What is expected:
Set down the full listing exactly, character for character.

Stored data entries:
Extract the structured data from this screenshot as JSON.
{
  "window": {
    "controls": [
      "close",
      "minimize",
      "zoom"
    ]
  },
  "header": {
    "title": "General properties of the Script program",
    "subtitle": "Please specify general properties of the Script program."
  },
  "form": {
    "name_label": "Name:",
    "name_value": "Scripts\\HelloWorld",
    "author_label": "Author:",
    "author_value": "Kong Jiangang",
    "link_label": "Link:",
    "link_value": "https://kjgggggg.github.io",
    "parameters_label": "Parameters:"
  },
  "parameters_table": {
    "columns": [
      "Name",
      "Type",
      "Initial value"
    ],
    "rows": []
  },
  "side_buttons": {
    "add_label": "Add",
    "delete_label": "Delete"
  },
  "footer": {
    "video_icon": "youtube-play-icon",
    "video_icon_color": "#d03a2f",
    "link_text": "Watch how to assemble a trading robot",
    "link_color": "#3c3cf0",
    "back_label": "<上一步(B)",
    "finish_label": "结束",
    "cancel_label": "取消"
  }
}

Written response:
Extract the structured data from this screenshot as JSON.
{
  "window": {
    "controls": [
      "close",
      "minimize",
      "zoom"
    ]
  },
  "header": {
    "title": "General properties of the Script program",
    "subtitle": "Please specify general properties of the Script program."
  },
  "form": {
    "name_label": "Name:",
    "name_value": "Scripts\\HelloWorld",
    "author_label": "Author:",
    "author_value": "Kong Jiangang",
    "link_label": "Link:",
    "link_value": "https://kjgggggg.github.io",
    "parameters_label": "Parameters:"
  },
  "parameters_table": {
    "columns": [
      "Name",
      "Type",
      "Initial value"
    ],
    "rows": []
  },
  "side_buttons": {
    "add_label": "Add",
    "delete_label": "Delete"
  },
  "footer": {
    "video_icon": "youtube-play-icon",
    "video_icon_color": "#d03a2f",
    "link_text": "Watch how to assemble a trading robot",
    "link_color": "#3c3cf0",
    "back_label": "<上一步(B)",
    "finish_label": "结束",
    "cancel_label": "取消"
  }
}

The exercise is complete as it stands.